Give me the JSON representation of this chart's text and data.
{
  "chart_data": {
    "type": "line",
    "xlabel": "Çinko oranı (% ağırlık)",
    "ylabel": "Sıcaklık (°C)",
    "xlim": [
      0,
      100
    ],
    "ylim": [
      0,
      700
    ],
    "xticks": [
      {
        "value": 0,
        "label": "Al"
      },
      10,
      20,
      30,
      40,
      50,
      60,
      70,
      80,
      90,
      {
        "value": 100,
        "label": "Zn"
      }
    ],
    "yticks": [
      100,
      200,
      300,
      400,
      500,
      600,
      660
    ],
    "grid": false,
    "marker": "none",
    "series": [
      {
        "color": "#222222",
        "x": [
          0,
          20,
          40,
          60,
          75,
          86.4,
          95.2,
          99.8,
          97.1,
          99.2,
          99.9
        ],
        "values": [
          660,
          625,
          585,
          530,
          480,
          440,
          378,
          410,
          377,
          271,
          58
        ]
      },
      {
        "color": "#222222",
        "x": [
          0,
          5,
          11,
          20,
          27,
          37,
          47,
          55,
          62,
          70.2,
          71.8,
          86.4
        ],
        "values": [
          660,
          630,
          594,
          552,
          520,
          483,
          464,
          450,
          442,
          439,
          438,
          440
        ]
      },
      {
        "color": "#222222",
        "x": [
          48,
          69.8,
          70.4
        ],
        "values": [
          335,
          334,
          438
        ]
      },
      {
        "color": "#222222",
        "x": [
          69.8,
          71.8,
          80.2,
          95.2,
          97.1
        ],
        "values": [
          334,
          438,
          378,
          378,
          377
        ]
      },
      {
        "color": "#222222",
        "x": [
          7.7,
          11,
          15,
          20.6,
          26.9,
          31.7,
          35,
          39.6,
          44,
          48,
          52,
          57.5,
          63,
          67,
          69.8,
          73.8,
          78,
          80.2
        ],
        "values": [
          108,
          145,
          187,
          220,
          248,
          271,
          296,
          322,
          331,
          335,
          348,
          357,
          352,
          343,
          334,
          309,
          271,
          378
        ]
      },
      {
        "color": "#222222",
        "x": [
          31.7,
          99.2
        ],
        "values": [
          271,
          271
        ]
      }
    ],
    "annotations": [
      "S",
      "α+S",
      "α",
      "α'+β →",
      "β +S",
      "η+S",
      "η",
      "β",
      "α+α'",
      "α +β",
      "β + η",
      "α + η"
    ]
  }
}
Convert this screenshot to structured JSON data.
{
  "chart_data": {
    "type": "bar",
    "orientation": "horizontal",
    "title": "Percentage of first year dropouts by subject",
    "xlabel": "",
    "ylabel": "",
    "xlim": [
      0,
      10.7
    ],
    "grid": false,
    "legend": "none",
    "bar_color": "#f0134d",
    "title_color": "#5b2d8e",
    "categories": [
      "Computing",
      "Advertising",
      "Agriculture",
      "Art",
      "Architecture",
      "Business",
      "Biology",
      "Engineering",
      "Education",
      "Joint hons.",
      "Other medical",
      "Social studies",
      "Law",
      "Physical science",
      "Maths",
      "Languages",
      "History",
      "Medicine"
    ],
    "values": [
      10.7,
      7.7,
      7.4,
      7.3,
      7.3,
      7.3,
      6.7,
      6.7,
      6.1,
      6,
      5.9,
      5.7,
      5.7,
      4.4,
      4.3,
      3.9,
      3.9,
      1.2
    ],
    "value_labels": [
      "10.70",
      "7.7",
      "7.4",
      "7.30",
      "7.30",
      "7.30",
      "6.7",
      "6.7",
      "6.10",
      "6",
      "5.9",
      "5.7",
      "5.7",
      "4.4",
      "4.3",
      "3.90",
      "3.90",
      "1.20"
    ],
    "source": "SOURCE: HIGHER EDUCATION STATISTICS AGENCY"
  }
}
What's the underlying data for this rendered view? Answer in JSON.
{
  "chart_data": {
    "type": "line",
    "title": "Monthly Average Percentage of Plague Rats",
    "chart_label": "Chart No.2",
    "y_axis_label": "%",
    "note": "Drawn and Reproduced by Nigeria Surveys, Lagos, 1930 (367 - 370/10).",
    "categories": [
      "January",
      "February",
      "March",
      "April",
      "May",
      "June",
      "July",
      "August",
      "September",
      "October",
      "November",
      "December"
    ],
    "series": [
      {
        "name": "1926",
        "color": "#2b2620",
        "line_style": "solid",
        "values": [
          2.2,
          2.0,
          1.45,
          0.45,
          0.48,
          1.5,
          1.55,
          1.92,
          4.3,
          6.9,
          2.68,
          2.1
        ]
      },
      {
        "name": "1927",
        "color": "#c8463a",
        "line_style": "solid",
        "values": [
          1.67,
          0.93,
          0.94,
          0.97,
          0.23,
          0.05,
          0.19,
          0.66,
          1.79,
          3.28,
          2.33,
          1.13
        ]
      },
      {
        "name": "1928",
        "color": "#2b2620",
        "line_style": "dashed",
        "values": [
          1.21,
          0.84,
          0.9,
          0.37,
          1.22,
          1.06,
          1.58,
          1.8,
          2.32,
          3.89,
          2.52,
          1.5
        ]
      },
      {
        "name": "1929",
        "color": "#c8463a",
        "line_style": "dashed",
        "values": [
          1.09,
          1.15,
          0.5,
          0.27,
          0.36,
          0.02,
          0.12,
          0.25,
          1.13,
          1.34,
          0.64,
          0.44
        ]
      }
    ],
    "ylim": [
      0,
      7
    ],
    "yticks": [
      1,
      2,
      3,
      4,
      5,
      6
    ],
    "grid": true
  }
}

════

GIVEN TASK: Above are the records; retype them all without a single difference.

WRITTEN REPLY:
Give me the JSON representation of this chart's text and data.
{
  "chart_data": {
    "type": "line",
    "xlabel": "Çinko oranı (% ağırlık)",
    "ylabel": "Sıcaklık (°C)",
    "xlim": [
      0,
      100
    ],
    "ylim": [
      0,
      700
    ],
    "xticks": [
      {
        "value": 0,
        "label": "Al"
      },
      10,
      20,
      30,
      40,
      50,
      60,
      70,
      80,
      90,
      {
        "value": 100,
        "label": "Zn"
      }
    ],
    "yticks": [
      100,
      200,
      300,
      400,
      500,
      600,
      660
    ],
    "grid": false,
    "marker": "none",
    "series": [
      {
        "color": "#222222",
        "x": [
          0,
          20,
          40,
          60,
          75,
          86.4,
          95.2,
          99.8,
          97.1,
          99.2,
          99.9
        ],
        "values": [
          660,
          625,
          585,
          530,
          480,
          440,
          378,
          410,
          377,
          271,
          58
        ]
      },
      {
        "color": "#222222",
        "x": [
          0,
          5,
          11,
          20,
          27,
          37,
          47,
          55,
          62,
          70.2,
          71.8,
          86.4
        ],
        "values": [
          660,
          630,
          594,
          552,
          520,
          483,
          464,
          450,
          442,
          439,
          438,
          440
        ]
      },
      {
        "color": "#222222",
        "x": [
          48,
          69.8,
          70.4
        ],
        "values": [
          335,
          334,
          438
        ]
      },
      {
        "color": "#222222",
        "x": [
          69.8,
          71.8,
          80.2,
          95.2,
          97.1
        ],
        "values": [
          334,
          438,
          378,
          378,
          377
        ]
      },
      {
        "color": "#222222",
        "x": [
          7.7,
          11,
          15,
          20.6,
          26.9,
          31.7,
          35,
          39.6,
          44,
          48,
          52,
          57.5,
          63,
          67,
          69.8,
          73.8,
          78,
          80.2
        ],
        "values": [
          108,
          145,
          187,
          220,
          248,
          271,
          296,
          322,
          331,
          335,
          348,
          357,
          352,
          343,
          334,
          309,
          271,
          378
        ]
      },
      {
        "color": "#222222",
        "x": [
          31.7,
          99.2
        ],
        "values": [
          271,
          271
        ]
      }
    ],
    "annotations": [
      "S",
      "α+S",
      "α",
      "α'+β →",
      "β +S",
      "η+S",
      "η",
      "β",
      "α+α'",
      "α +β",
      "β + η",
      "α + η"
    ]
  }
}
Convert this screenshot to structured JSON data.
{
  "chart_data": {
    "type": "bar",
    "orientation": "horizontal",
    "title": "Percentage of first year dropouts by subject",
    "xlabel": "",
    "ylabel": "",
    "xlim": [
      0,
      10.7
    ],
    "grid": false,
    "legend": "none",
    "bar_color": "#f0134d",
    "title_color": "#5b2d8e",
    "categories": [
      "Computing",
      "Advertising",
      "Agriculture",
      "Art",
      "Architecture",
      "Business",
      "Biology",
      "Engineering",
      "Education",
      "Joint hons.",
      "Other medical",
      "Social studies",
      "Law",
      "Physical science",
      "Maths",
      "Languages",
      "History",
      "Medicine"
    ],
    "values": [
      10.7,
      7.7,
      7.4,
      7.3,
      7.3,
      7.3,
      6.7,
      6.7,
      6.1,
      6,
      5.9,
      5.7,
      5.7,
      4.4,
      4.3,
      3.9,
      3.9,
      1.2
    ],
    "value_labels": [
      "10.70",
      "7.7",
      "7.4",
      "7.30",
      "7.30",
      "7.30",
      "6.7",
      "6.7",
      "6.10",
      "6",
      "5.9",
      "5.7",
      "5.7",
      "4.4",
      "4.3",
      "3.90",
      "3.90",
      "1.20"
    ],
    "source": "SOURCE: HIGHER EDUCATION STATISTICS AGENCY"
  }
}
What's the underlying data for this rendered view? Answer in JSON.
{
  "chart_data": {
    "type": "line",
    "title": "Monthly Average Percentage of Plague Rats",
    "chart_label": "Chart No.2",
    "y_axis_label": "%",
    "note": "Drawn and Reproduced by Nigeria Surveys, Lagos, 1930 (367 - 370/10).",
    "categories": [
      "January",
      "February",
      "March",
      "April",
      "May",
      "June",
      "July",
      "August",
      "September",
      "October",
      "November",
      "December"
    ],
    "series": [
      {
        "name": "1926",
        "color": "#2b2620",
        "line_style": "solid",
        "values": [
          2.2,
          2.0,
          1.45,
          0.45,
          0.48,
          1.5,
          1.55,
          1.92,
          4.3,
          6.9,
          2.68,
          2.1
        ]
      },
      {
        "name": "1927",
        "color": "#c8463a",
        "line_style": "solid",
        "values": [
          1.67,
          0.93,
          0.94,
          0.97,
          0.23,
          0.05,
          0.19,
          0.66,
          1.79,
          3.28,
          2.33,
          1.13
        ]
      },
      {
        "name": "1928",
        "color": "#2b2620",
        "line_style": "dashed",
        "values": [
          1.21,
          0.84,
          0.9,
          0.37,
          1.22,
          1.06,
          1.58,
          1.8,
          2.32,
          3.89,
          2.52,
          1.5
        ]
      },
      {
        "name": "1929",
        "color": "#c8463a",
        "line_style": "dashed",
        "values": [
          1.09,
          1.15,
          0.5,
          0.27,
          0.36,
          0.02,
          0.12,
          0.25,
          1.13,
          1.34,
          0.64,
          0.44
        ]
      }
    ],
    "ylim": [
      0,
      7
    ],
    "yticks": [
      1,
      2,
      3,
      4,
      5,
      6
    ],
    "grid": true
  }
}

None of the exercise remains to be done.